> Records to use:
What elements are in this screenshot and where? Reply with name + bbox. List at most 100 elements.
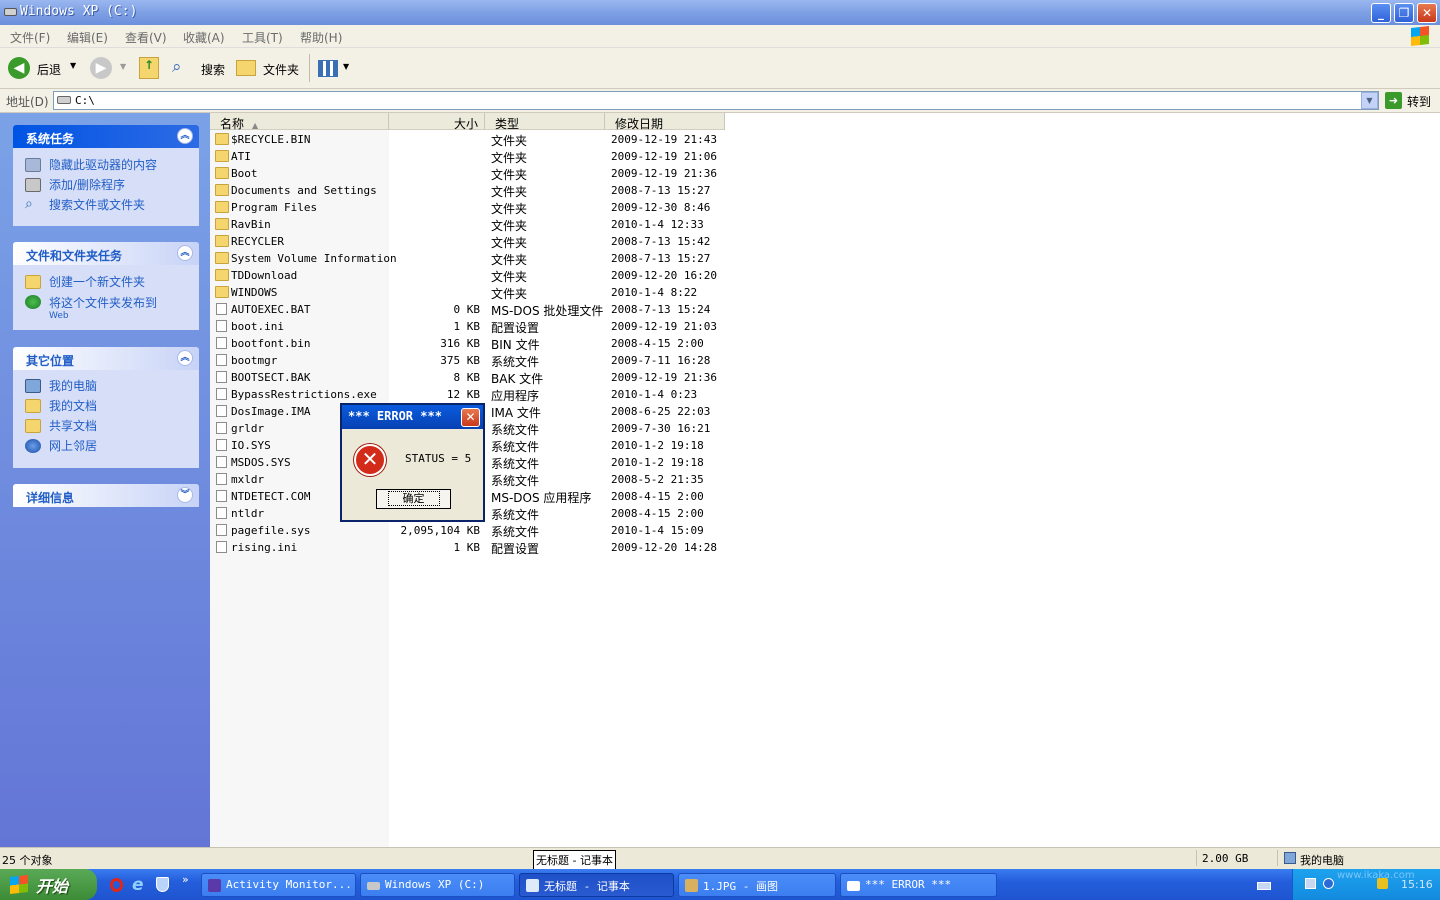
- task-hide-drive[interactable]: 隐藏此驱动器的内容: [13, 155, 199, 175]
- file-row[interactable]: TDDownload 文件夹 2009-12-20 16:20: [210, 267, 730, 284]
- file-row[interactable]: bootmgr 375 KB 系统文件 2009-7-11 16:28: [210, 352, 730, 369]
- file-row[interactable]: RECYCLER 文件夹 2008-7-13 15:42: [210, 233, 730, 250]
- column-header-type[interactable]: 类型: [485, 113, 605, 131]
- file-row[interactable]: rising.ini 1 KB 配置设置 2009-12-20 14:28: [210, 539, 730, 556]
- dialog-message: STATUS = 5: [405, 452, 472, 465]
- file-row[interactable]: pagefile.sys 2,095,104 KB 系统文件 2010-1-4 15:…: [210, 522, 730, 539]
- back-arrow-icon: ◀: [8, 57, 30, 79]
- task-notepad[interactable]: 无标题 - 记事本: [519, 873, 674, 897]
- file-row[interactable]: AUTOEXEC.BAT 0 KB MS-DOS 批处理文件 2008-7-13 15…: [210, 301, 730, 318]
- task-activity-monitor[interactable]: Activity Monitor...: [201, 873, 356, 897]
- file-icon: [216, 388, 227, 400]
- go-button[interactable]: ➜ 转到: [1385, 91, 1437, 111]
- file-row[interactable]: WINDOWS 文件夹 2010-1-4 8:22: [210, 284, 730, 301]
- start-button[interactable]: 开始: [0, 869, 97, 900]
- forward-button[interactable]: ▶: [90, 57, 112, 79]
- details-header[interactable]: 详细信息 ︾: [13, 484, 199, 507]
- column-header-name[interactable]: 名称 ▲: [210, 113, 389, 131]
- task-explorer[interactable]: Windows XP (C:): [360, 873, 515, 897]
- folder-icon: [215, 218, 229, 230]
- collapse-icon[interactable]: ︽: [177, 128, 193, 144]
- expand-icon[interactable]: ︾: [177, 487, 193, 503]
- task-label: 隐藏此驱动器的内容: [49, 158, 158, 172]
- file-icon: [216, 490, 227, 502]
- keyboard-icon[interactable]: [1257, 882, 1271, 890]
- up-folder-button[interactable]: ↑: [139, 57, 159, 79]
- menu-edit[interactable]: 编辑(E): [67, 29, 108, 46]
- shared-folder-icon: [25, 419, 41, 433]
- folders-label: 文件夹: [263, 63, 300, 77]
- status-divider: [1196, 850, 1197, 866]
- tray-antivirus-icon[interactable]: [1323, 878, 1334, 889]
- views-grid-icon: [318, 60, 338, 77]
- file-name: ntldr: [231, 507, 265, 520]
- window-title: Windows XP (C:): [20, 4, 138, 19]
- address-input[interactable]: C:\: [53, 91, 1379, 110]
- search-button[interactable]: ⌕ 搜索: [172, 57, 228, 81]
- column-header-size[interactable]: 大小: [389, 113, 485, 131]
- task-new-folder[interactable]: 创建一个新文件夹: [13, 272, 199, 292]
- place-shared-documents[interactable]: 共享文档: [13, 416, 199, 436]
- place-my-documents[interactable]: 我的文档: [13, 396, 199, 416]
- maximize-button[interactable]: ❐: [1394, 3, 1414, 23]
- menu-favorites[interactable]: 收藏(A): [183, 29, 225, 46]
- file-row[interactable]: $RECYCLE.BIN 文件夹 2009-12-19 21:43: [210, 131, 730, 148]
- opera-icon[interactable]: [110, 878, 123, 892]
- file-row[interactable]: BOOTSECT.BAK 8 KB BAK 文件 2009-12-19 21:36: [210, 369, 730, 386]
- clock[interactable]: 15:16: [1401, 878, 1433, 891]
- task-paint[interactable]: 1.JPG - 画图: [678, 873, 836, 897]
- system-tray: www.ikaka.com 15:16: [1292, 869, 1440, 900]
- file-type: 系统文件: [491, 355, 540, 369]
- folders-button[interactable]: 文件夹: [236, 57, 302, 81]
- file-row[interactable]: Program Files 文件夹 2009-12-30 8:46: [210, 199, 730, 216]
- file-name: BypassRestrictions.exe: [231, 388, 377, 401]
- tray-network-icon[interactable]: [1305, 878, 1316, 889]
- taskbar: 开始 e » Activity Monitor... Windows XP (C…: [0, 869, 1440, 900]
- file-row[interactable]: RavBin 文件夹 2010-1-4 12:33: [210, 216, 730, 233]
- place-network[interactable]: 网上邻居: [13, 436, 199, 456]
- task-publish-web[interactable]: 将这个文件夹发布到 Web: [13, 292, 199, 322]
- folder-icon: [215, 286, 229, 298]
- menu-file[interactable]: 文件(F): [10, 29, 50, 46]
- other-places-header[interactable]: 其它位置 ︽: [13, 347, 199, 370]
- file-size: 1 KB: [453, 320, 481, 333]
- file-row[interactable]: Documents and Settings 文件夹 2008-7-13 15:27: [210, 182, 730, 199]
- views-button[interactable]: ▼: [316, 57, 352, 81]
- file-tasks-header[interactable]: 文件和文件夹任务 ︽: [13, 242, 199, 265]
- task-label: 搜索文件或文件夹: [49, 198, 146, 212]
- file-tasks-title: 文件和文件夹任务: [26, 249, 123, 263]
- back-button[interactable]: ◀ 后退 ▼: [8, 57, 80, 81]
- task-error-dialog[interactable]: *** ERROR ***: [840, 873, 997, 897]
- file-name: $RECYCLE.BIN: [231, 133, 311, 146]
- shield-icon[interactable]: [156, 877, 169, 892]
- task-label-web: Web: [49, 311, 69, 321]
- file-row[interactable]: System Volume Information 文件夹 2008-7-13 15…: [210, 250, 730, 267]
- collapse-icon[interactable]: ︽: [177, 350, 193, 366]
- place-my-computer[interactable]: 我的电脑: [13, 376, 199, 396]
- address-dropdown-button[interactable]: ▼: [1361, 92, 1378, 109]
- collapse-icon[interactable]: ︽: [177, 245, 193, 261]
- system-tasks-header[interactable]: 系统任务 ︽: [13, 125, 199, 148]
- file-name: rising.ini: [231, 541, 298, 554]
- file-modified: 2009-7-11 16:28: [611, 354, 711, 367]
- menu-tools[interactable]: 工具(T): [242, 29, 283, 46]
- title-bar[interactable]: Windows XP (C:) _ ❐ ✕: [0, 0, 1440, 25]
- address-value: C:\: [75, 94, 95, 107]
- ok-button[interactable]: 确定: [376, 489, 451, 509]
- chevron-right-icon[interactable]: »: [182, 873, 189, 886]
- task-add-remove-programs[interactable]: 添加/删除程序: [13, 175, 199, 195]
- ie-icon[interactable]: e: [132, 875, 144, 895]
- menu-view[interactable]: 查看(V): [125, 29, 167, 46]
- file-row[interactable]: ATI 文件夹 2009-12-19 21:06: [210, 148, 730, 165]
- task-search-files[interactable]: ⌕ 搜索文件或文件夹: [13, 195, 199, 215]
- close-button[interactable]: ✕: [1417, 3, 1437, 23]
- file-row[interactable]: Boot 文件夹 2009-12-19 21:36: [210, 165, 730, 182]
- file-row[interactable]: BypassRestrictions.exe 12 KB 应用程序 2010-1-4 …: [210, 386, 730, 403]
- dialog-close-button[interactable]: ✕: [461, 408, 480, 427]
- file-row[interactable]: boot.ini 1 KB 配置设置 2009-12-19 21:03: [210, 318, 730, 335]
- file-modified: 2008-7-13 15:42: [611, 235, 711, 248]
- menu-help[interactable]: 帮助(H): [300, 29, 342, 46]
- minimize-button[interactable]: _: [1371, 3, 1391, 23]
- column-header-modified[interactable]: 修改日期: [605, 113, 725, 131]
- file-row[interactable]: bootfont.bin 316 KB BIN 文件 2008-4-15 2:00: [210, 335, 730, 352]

> Directions for this task: Could the entries above be retyped exactly, with the pictures left out?

> Result:
What elements are in this screenshot and where? Reply with name + bbox. List at most 100 elements.
- task-hide-drive[interactable]: 隐藏此驱动器的内容: [13, 155, 199, 175]
- file-row[interactable]: TDDownload 文件夹 2009-12-20 16:20: [210, 267, 730, 284]
- file-row[interactable]: bootmgr 375 KB 系统文件 2009-7-11 16:28: [210, 352, 730, 369]
- file-row[interactable]: RECYCLER 文件夹 2008-7-13 15:42: [210, 233, 730, 250]
- column-header-type[interactable]: 类型: [485, 113, 605, 131]
- file-row[interactable]: rising.ini 1 KB 配置设置 2009-12-20 14:28: [210, 539, 730, 556]
- dialog-message: STATUS = 5: [405, 452, 472, 465]
- file-row[interactable]: pagefile.sys 2,095,104 KB 系统文件 2010-1-4 15:…: [210, 522, 730, 539]
- back-arrow-icon: ◀: [8, 57, 30, 79]
- task-notepad[interactable]: 无标题 - 记事本: [519, 873, 674, 897]
- file-row[interactable]: AUTOEXEC.BAT 0 KB MS-DOS 批处理文件 2008-7-13 15…: [210, 301, 730, 318]
- task-activity-monitor[interactable]: Activity Monitor...: [201, 873, 356, 897]
- file-icon: [216, 388, 227, 400]
- go-button[interactable]: ➜ 转到: [1385, 91, 1437, 111]
- file-row[interactable]: WINDOWS 文件夹 2010-1-4 8:22: [210, 284, 730, 301]
- start-button[interactable]: 开始: [0, 869, 97, 900]
- forward-button[interactable]: ▶: [90, 57, 112, 79]
- details-header[interactable]: 详细信息 ︾: [13, 484, 199, 507]
- column-header-name[interactable]: 名称 ▲: [210, 113, 389, 131]
- task-explorer[interactable]: Windows XP (C:): [360, 873, 515, 897]
- folder-icon: [215, 218, 229, 230]
- collapse-icon[interactable]: ︽: [177, 128, 193, 144]
- expand-icon[interactable]: ︾: [177, 487, 193, 503]
- task-label: 隐藏此驱动器的内容: [49, 158, 158, 172]
- file-icon: [216, 490, 227, 502]
- keyboard-icon[interactable]: [1257, 882, 1271, 890]
- up-folder-button[interactable]: ↑: [139, 57, 159, 79]
- menu-edit[interactable]: 编辑(E): [67, 29, 108, 46]
- shared-folder-icon: [25, 419, 41, 433]
- folders-label: 文件夹: [263, 63, 300, 77]
- status-divider: [1196, 850, 1197, 866]
- tray-antivirus-icon[interactable]: [1323, 878, 1334, 889]
- views-grid-icon: [318, 60, 338, 77]
- file-name: ntldr: [231, 507, 265, 520]
- window-title: Windows XP (C:): [20, 4, 138, 19]
- address-input[interactable]: C:\: [53, 91, 1379, 110]
- search-button[interactable]: ⌕ 搜索: [172, 57, 228, 81]
- column-header-size[interactable]: 大小: [389, 113, 485, 131]
- task-new-folder[interactable]: 创建一个新文件夹: [13, 272, 199, 292]
- place-shared-documents[interactable]: 共享文档: [13, 416, 199, 436]
- place-my-documents[interactable]: 我的文档: [13, 396, 199, 416]
- maximize-button[interactable]: ❐: [1394, 3, 1414, 23]
- menu-favorites[interactable]: 收藏(A): [183, 29, 225, 46]
- file-row[interactable]: $RECYCLE.BIN 文件夹 2009-12-19 21:43: [210, 131, 730, 148]
- opera-icon[interactable]: [110, 878, 123, 892]
- file-row[interactable]: BOOTSECT.BAK 8 KB BAK 文件 2009-12-19 21:36: [210, 369, 730, 386]
- clock[interactable]: 15:16: [1401, 878, 1433, 891]
- task-paint[interactable]: 1.JPG - 画图: [678, 873, 836, 897]
- system-tray: www.ikaka.com 15:16: [1292, 869, 1440, 900]
- file-type: 系统文件: [491, 355, 540, 369]
- folders-button[interactable]: 文件夹: [236, 57, 302, 81]
- file-row[interactable]: Program Files 文件夹 2009-12-30 8:46: [210, 199, 730, 216]
- file-name: BypassRestrictions.exe: [231, 388, 377, 401]
- tray-network-icon[interactable]: [1305, 878, 1316, 889]
- taskbar: 开始 e » Activity Monitor... Windows XP (C…: [0, 869, 1440, 900]
- file-row[interactable]: RavBin 文件夹 2010-1-4 12:33: [210, 216, 730, 233]
- place-network[interactable]: 网上邻居: [13, 436, 199, 456]
- task-publish-web[interactable]: 将这个文件夹发布到 Web: [13, 292, 199, 322]
- folder-icon: [215, 286, 229, 298]
- menu-file[interactable]: 文件(F): [10, 29, 50, 46]
- other-places-header[interactable]: 其它位置 ︽: [13, 347, 199, 370]
- file-size: 1 KB: [453, 320, 481, 333]
- file-row[interactable]: Documents and Settings 文件夹 2008-7-13 15:27: [210, 182, 730, 199]
- views-button[interactable]: ▼: [316, 57, 352, 81]
- file-tasks-header[interactable]: 文件和文件夹任务 ︽: [13, 242, 199, 265]
- task-label: 搜索文件或文件夹: [49, 198, 146, 212]
- file-tasks-title: 文件和文件夹任务: [26, 249, 123, 263]
- back-button[interactable]: ◀ 后退 ▼: [8, 57, 80, 81]
- task-error-dialog[interactable]: *** ERROR ***: [840, 873, 997, 897]
- file-name: $RECYCLE.BIN: [231, 133, 311, 146]
- shield-icon[interactable]: [156, 877, 169, 892]
- task-label-web: Web: [49, 311, 69, 321]
- file-row[interactable]: System Volume Information 文件夹 2008-7-13 15…: [210, 250, 730, 267]
- collapse-icon[interactable]: ︽: [177, 350, 193, 366]
- place-my-computer[interactable]: 我的电脑: [13, 376, 199, 396]
- address-dropdown-button[interactable]: ▼: [1361, 92, 1378, 109]
- collapse-icon[interactable]: ︽: [177, 245, 193, 261]
- system-tasks-header[interactable]: 系统任务 ︽: [13, 125, 199, 148]
- file-name: rising.ini: [231, 541, 298, 554]
- file-modified: 2009-7-11 16:28: [611, 354, 711, 367]
- menu-tools[interactable]: 工具(T): [242, 29, 283, 46]
- title-bar[interactable]: Windows XP (C:) _ ❐ ✕: [0, 0, 1440, 25]
- address-value: C:\: [75, 94, 95, 107]
- ok-button[interactable]: 确定: [376, 489, 451, 509]
- chevron-right-icon[interactable]: »: [182, 873, 189, 886]
- task-add-remove-programs[interactable]: 添加/删除程序: [13, 175, 199, 195]
- ie-icon[interactable]: e: [132, 875, 144, 895]
- menu-view[interactable]: 查看(V): [125, 29, 167, 46]
- file-row[interactable]: ATI 文件夹 2009-12-19 21:06: [210, 148, 730, 165]
- task-search-files[interactable]: ⌕ 搜索文件或文件夹: [13, 195, 199, 215]
- close-button[interactable]: ✕: [1417, 3, 1437, 23]
- file-row[interactable]: Boot 文件夹 2009-12-19 21:36: [210, 165, 730, 182]
- file-row[interactable]: BypassRestrictions.exe 12 KB 应用程序 2010-1-4 …: [210, 386, 730, 403]
- dialog-close-button[interactable]: ✕: [461, 408, 480, 427]
- file-row[interactable]: boot.ini 1 KB 配置设置 2009-12-19 21:03: [210, 318, 730, 335]
- file-modified: 2008-7-13 15:42: [611, 235, 711, 248]
- menu-help[interactable]: 帮助(H): [300, 29, 342, 46]
- minimize-button[interactable]: _: [1371, 3, 1391, 23]
- column-header-modified[interactable]: 修改日期: [605, 113, 725, 131]
- file-row[interactable]: bootfont.bin 316 KB BIN 文件 2008-4-15 2:00: [210, 335, 730, 352]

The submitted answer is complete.